Request — Take the material below and retype it in full; pictures are left out.

Records supplied —
- - -

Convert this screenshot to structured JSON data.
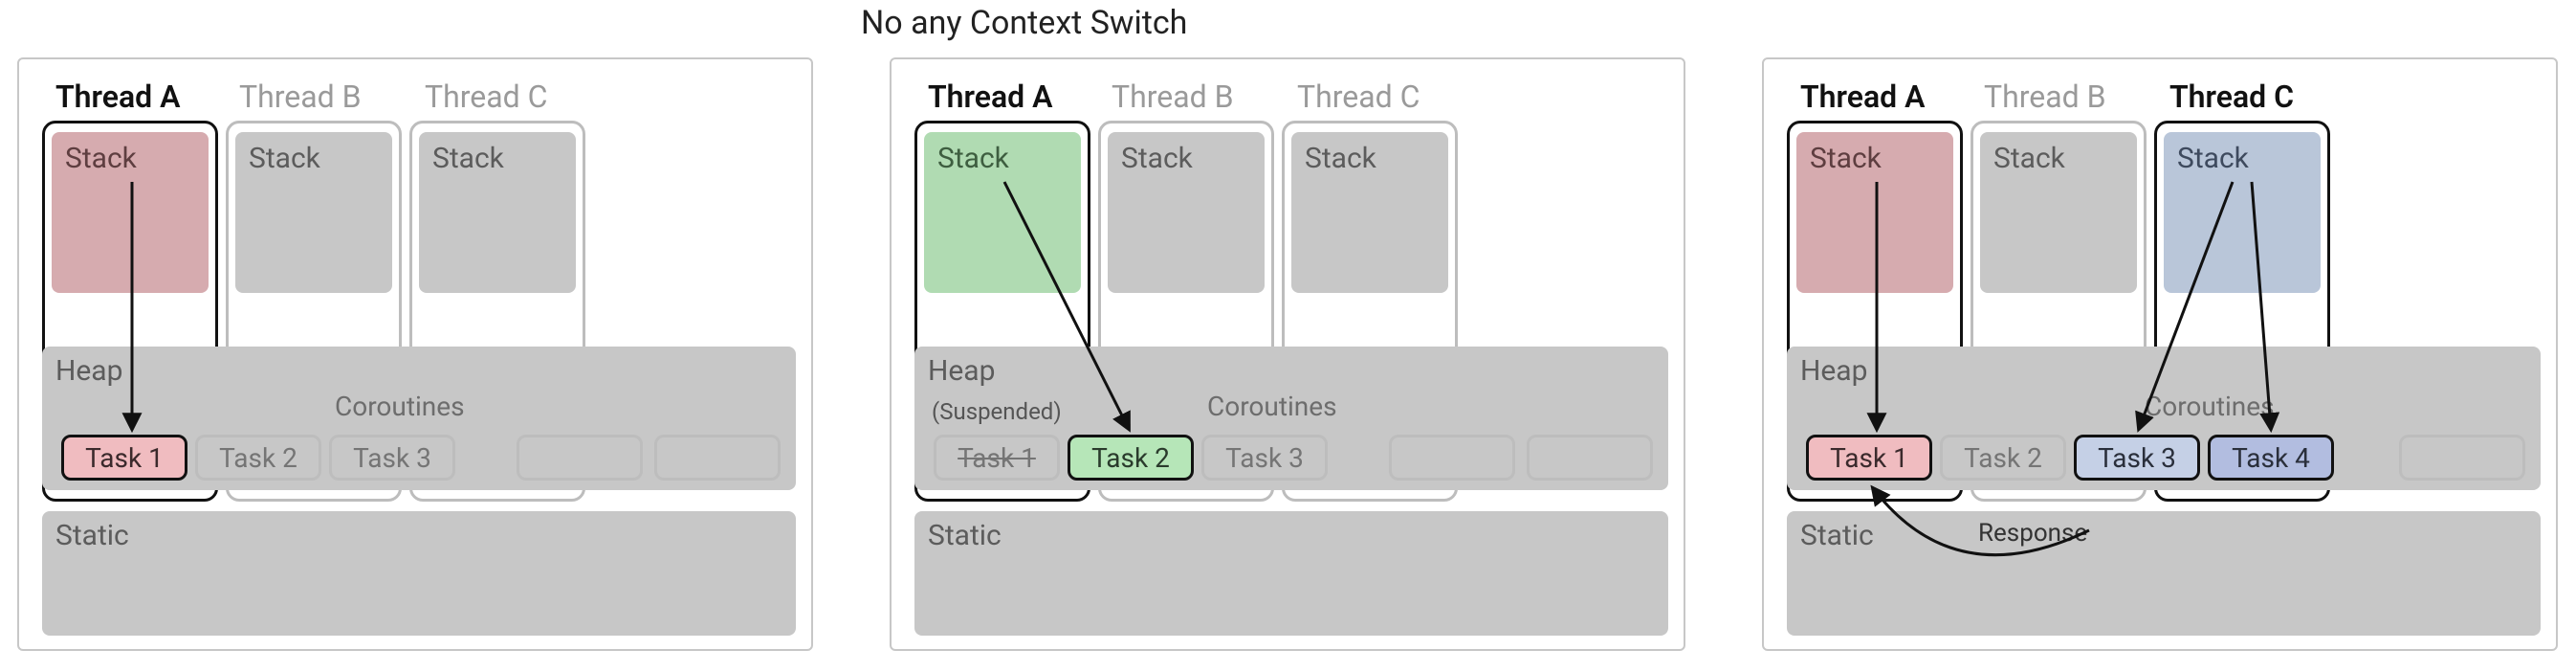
{
  "title": "No any Context Switch",
  "labels": {
    "threadA": "Thread A",
    "threadB": "Thread B",
    "threadC": "Thread C",
    "stack": "Stack",
    "heap": "Heap",
    "static": "Static",
    "coroutines": "Coroutines",
    "suspended": "(Suspended)",
    "response": "Response"
  },
  "tasks": {
    "task1": "Task 1",
    "task2": "Task 2",
    "task3": "Task 3",
    "task4": "Task 4"
  },
  "chart_data": {
    "type": "table",
    "title": "No any Context Switch",
    "description": "Three snapshots of a process with threads A/B/C each having a Stack, a shared Heap containing coroutine task slots, and a Static region. Arrows show which thread stack is executing which coroutine task.",
    "snapshots": [
      {
        "index": 1,
        "threads": [
          {
            "name": "Thread A",
            "active": true,
            "stack_color": "red"
          },
          {
            "name": "Thread B",
            "active": false,
            "stack_color": "gray"
          },
          {
            "name": "Thread C",
            "active": false,
            "stack_color": "gray"
          }
        ],
        "tasks": [
          {
            "name": "Task 1",
            "state": "running",
            "executed_by": "Thread A",
            "color": "red"
          },
          {
            "name": "Task 2",
            "state": "idle",
            "color": "gray"
          },
          {
            "name": "Task 3",
            "state": "idle",
            "color": "gray"
          },
          {
            "name": "",
            "state": "empty",
            "color": "gray"
          },
          {
            "name": "",
            "state": "empty",
            "color": "gray"
          }
        ],
        "arrows": [
          {
            "from": "Thread A Stack",
            "to": "Task 1"
          }
        ]
      },
      {
        "index": 2,
        "threads": [
          {
            "name": "Thread A",
            "active": true,
            "stack_color": "green"
          },
          {
            "name": "Thread B",
            "active": false,
            "stack_color": "gray"
          },
          {
            "name": "Thread C",
            "active": false,
            "stack_color": "gray"
          }
        ],
        "tasks": [
          {
            "name": "Task 1",
            "state": "suspended",
            "color": "gray",
            "strikethrough": true
          },
          {
            "name": "Task 2",
            "state": "running",
            "executed_by": "Thread A",
            "color": "green"
          },
          {
            "name": "Task 3",
            "state": "idle",
            "color": "gray"
          },
          {
            "name": "",
            "state": "empty",
            "color": "gray"
          },
          {
            "name": "",
            "state": "empty",
            "color": "gray"
          }
        ],
        "arrows": [
          {
            "from": "Thread A Stack",
            "to": "Task 2"
          }
        ]
      },
      {
        "index": 3,
        "threads": [
          {
            "name": "Thread A",
            "active": true,
            "stack_color": "red"
          },
          {
            "name": "Thread B",
            "active": false,
            "stack_color": "gray"
          },
          {
            "name": "Thread C",
            "active": true,
            "stack_color": "blue"
          }
        ],
        "tasks": [
          {
            "name": "Task 1",
            "state": "running",
            "executed_by": "Thread A",
            "color": "red",
            "note": "Resumed on Response"
          },
          {
            "name": "Task 2",
            "state": "idle",
            "color": "gray"
          },
          {
            "name": "Task 3",
            "state": "running",
            "executed_by": "Thread C",
            "color": "blue"
          },
          {
            "name": "Task 4",
            "state": "running",
            "executed_by": "Thread C",
            "color": "blue"
          },
          {
            "name": "",
            "state": "empty",
            "color": "gray"
          }
        ],
        "arrows": [
          {
            "from": "Thread A Stack",
            "to": "Task 1"
          },
          {
            "from": "Thread C Stack",
            "to": "Task 3"
          },
          {
            "from": "Thread C Stack",
            "to": "Task 4"
          },
          {
            "from": "Response",
            "to": "Task 1",
            "curved": true
          }
        ]
      }
    ]
  }
}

- - -

Reply to the task —
Convert this screenshot to structured JSON data.
{
  "title": "No any Context Switch",
  "labels": {
    "threadA": "Thread A",
    "threadB": "Thread B",
    "threadC": "Thread C",
    "stack": "Stack",
    "heap": "Heap",
    "static": "Static",
    "coroutines": "Coroutines",
    "suspended": "(Suspended)",
    "response": "Response"
  },
  "tasks": {
    "task1": "Task 1",
    "task2": "Task 2",
    "task3": "Task 3",
    "task4": "Task 4"
  },
  "chart_data": {
    "type": "table",
    "title": "No any Context Switch",
    "description": "Three snapshots of a process with threads A/B/C each having a Stack, a shared Heap containing coroutine task slots, and a Static region. Arrows show which thread stack is executing which coroutine task.",
    "snapshots": [
      {
        "index": 1,
        "threads": [
          {
            "name": "Thread A",
            "active": true,
            "stack_color": "red"
          },
          {
            "name": "Thread B",
            "active": false,
            "stack_color": "gray"
          },
          {
            "name": "Thread C",
            "active": false,
            "stack_color": "gray"
          }
        ],
        "tasks": [
          {
            "name": "Task 1",
            "state": "running",
            "executed_by": "Thread A",
            "color": "red"
          },
          {
            "name": "Task 2",
            "state": "idle",
            "color": "gray"
          },
          {
            "name": "Task 3",
            "state": "idle",
            "color": "gray"
          },
          {
            "name": "",
            "state": "empty",
            "color": "gray"
          },
          {
            "name": "",
            "state": "empty",
            "color": "gray"
          }
        ],
        "arrows": [
          {
            "from": "Thread A Stack",
            "to": "Task 1"
          }
        ]
      },
      {
        "index": 2,
        "threads": [
          {
            "name": "Thread A",
            "active": true,
            "stack_color": "green"
          },
          {
            "name": "Thread B",
            "active": false,
            "stack_color": "gray"
          },
          {
            "name": "Thread C",
            "active": false,
            "stack_color": "gray"
          }
        ],
        "tasks": [
          {
            "name": "Task 1",
            "state": "suspended",
            "color": "gray",
            "strikethrough": true
          },
          {
            "name": "Task 2",
            "state": "running",
            "executed_by": "Thread A",
            "color": "green"
          },
          {
            "name": "Task 3",
            "state": "idle",
            "color": "gray"
          },
          {
            "name": "",
            "state": "empty",
            "color": "gray"
          },
          {
            "name": "",
            "state": "empty",
            "color": "gray"
          }
        ],
        "arrows": [
          {
            "from": "Thread A Stack",
            "to": "Task 2"
          }
        ]
      },
      {
        "index": 3,
        "threads": [
          {
            "name": "Thread A",
            "active": true,
            "stack_color": "red"
          },
          {
            "name": "Thread B",
            "active": false,
            "stack_color": "gray"
          },
          {
            "name": "Thread C",
            "active": true,
            "stack_color": "blue"
          }
        ],
        "tasks": [
          {
            "name": "Task 1",
            "state": "running",
            "executed_by": "Thread A",
            "color": "red",
            "note": "Resumed on Response"
          },
          {
            "name": "Task 2",
            "state": "idle",
            "color": "gray"
          },
          {
            "name": "Task 3",
            "state": "running",
            "executed_by": "Thread C",
            "color": "blue"
          },
          {
            "name": "Task 4",
            "state": "running",
            "executed_by": "Thread C",
            "color": "blue"
          },
          {
            "name": "",
            "state": "empty",
            "color": "gray"
          }
        ],
        "arrows": [
          {
            "from": "Thread A Stack",
            "to": "Task 1"
          },
          {
            "from": "Thread C Stack",
            "to": "Task 3"
          },
          {
            "from": "Thread C Stack",
            "to": "Task 4"
          },
          {
            "from": "Response",
            "to": "Task 1",
            "curved": true
          }
        ]
      }
    ]
  }
}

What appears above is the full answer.